(Entries from a dataset)
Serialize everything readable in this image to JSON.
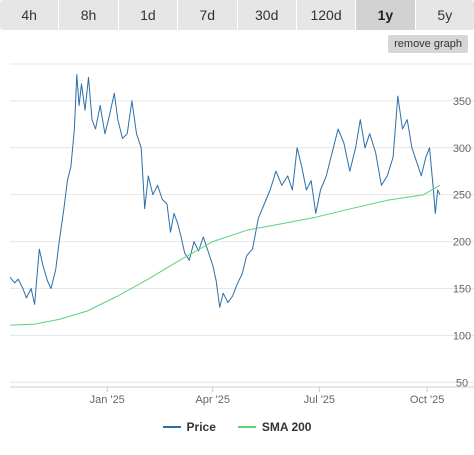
{
  "tabs": [
    {
      "label": "4h",
      "active": false
    },
    {
      "label": "8h",
      "active": false
    },
    {
      "label": "1d",
      "active": false
    },
    {
      "label": "7d",
      "active": false
    },
    {
      "label": "30d",
      "active": false
    },
    {
      "label": "120d",
      "active": false
    },
    {
      "label": "1y",
      "active": true
    },
    {
      "label": "5y",
      "active": false
    }
  ],
  "remove_graph_label": "remove graph",
  "legend": {
    "price_label": "Price",
    "sma_label": "SMA 200",
    "price_color": "#2c6fa8",
    "sma_color": "#5dd27a"
  },
  "chart_data": {
    "type": "line",
    "ylim": [
      45,
      385
    ],
    "x_range": [
      "2024-10-10",
      "2025-10-12"
    ],
    "yticks": [
      50,
      100,
      150,
      200,
      250,
      300,
      350
    ],
    "xticks": [
      {
        "label": "Jan '25",
        "date": "2025-01-01"
      },
      {
        "label": "Apr '25",
        "date": "2025-04-01"
      },
      {
        "label": "Jul '25",
        "date": "2025-07-01"
      },
      {
        "label": "Oct '25",
        "date": "2025-10-01"
      }
    ],
    "grid": true,
    "legend_position": "bottom-center",
    "series": [
      {
        "name": "Price",
        "color": "#2c6fa8",
        "points": [
          [
            "2024-10-10",
            162
          ],
          [
            "2024-10-14",
            156
          ],
          [
            "2024-10-17",
            160
          ],
          [
            "2024-10-21",
            150
          ],
          [
            "2024-10-24",
            140
          ],
          [
            "2024-10-28",
            150
          ],
          [
            "2024-10-31",
            133
          ],
          [
            "2024-11-04",
            192
          ],
          [
            "2024-11-07",
            175
          ],
          [
            "2024-11-11",
            158
          ],
          [
            "2024-11-14",
            150
          ],
          [
            "2024-11-18",
            170
          ],
          [
            "2024-11-21",
            200
          ],
          [
            "2024-11-25",
            235
          ],
          [
            "2024-11-28",
            265
          ],
          [
            "2024-12-01",
            280
          ],
          [
            "2024-12-04",
            320
          ],
          [
            "2024-12-06",
            378
          ],
          [
            "2024-12-08",
            345
          ],
          [
            "2024-12-10",
            368
          ],
          [
            "2024-12-13",
            340
          ],
          [
            "2024-12-16",
            375
          ],
          [
            "2024-12-19",
            330
          ],
          [
            "2024-12-22",
            320
          ],
          [
            "2024-12-26",
            345
          ],
          [
            "2024-12-30",
            315
          ],
          [
            "2025-01-03",
            335
          ],
          [
            "2025-01-07",
            358
          ],
          [
            "2025-01-10",
            330
          ],
          [
            "2025-01-14",
            310
          ],
          [
            "2025-01-18",
            315
          ],
          [
            "2025-01-22",
            350
          ],
          [
            "2025-01-26",
            315
          ],
          [
            "2025-01-30",
            300
          ],
          [
            "2025-02-02",
            235
          ],
          [
            "2025-02-05",
            270
          ],
          [
            "2025-02-09",
            250
          ],
          [
            "2025-02-13",
            260
          ],
          [
            "2025-02-17",
            245
          ],
          [
            "2025-02-21",
            240
          ],
          [
            "2025-02-24",
            210
          ],
          [
            "2025-02-27",
            230
          ],
          [
            "2025-03-02",
            220
          ],
          [
            "2025-03-05",
            205
          ],
          [
            "2025-03-08",
            188
          ],
          [
            "2025-03-12",
            180
          ],
          [
            "2025-03-16",
            200
          ],
          [
            "2025-03-20",
            190
          ],
          [
            "2025-03-24",
            205
          ],
          [
            "2025-03-28",
            190
          ],
          [
            "2025-04-01",
            175
          ],
          [
            "2025-04-04",
            158
          ],
          [
            "2025-04-07",
            130
          ],
          [
            "2025-04-10",
            145
          ],
          [
            "2025-04-14",
            135
          ],
          [
            "2025-04-18",
            142
          ],
          [
            "2025-04-22",
            155
          ],
          [
            "2025-04-26",
            165
          ],
          [
            "2025-04-30",
            185
          ],
          [
            "2025-05-05",
            192
          ],
          [
            "2025-05-10",
            225
          ],
          [
            "2025-05-15",
            240
          ],
          [
            "2025-05-20",
            255
          ],
          [
            "2025-05-25",
            275
          ],
          [
            "2025-05-30",
            260
          ],
          [
            "2025-06-04",
            270
          ],
          [
            "2025-06-08",
            255
          ],
          [
            "2025-06-12",
            300
          ],
          [
            "2025-06-16",
            280
          ],
          [
            "2025-06-20",
            255
          ],
          [
            "2025-06-24",
            265
          ],
          [
            "2025-06-28",
            230
          ],
          [
            "2025-07-02",
            255
          ],
          [
            "2025-07-07",
            270
          ],
          [
            "2025-07-12",
            295
          ],
          [
            "2025-07-17",
            320
          ],
          [
            "2025-07-22",
            305
          ],
          [
            "2025-07-27",
            275
          ],
          [
            "2025-08-01",
            300
          ],
          [
            "2025-08-05",
            330
          ],
          [
            "2025-08-09",
            300
          ],
          [
            "2025-08-13",
            315
          ],
          [
            "2025-08-18",
            295
          ],
          [
            "2025-08-23",
            260
          ],
          [
            "2025-08-28",
            270
          ],
          [
            "2025-09-02",
            290
          ],
          [
            "2025-09-06",
            355
          ],
          [
            "2025-09-10",
            320
          ],
          [
            "2025-09-14",
            330
          ],
          [
            "2025-09-18",
            300
          ],
          [
            "2025-09-22",
            285
          ],
          [
            "2025-09-26",
            270
          ],
          [
            "2025-09-30",
            290
          ],
          [
            "2025-10-03",
            300
          ],
          [
            "2025-10-06",
            260
          ],
          [
            "2025-10-08",
            230
          ],
          [
            "2025-10-10",
            255
          ],
          [
            "2025-10-12",
            250
          ]
        ]
      },
      {
        "name": "SMA 200",
        "color": "#5dd27a",
        "points": [
          [
            "2024-10-10",
            111
          ],
          [
            "2024-10-31",
            112
          ],
          [
            "2024-11-21",
            117
          ],
          [
            "2024-12-15",
            126
          ],
          [
            "2025-01-10",
            142
          ],
          [
            "2025-02-05",
            160
          ],
          [
            "2025-03-01",
            178
          ],
          [
            "2025-04-01",
            200
          ],
          [
            "2025-04-30",
            212
          ],
          [
            "2025-05-30",
            219
          ],
          [
            "2025-06-28",
            226
          ],
          [
            "2025-07-28",
            235
          ],
          [
            "2025-08-28",
            244
          ],
          [
            "2025-09-28",
            250
          ],
          [
            "2025-10-12",
            260
          ]
        ]
      }
    ]
  }
}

What you are asked to do: Check each line above for the string "date", then copy the ones that have it.

Expected answer:
        "date": "2025-01-01"
        "date": "2025-04-01"
        "date": "2025-07-01"
        "date": "2025-10-01"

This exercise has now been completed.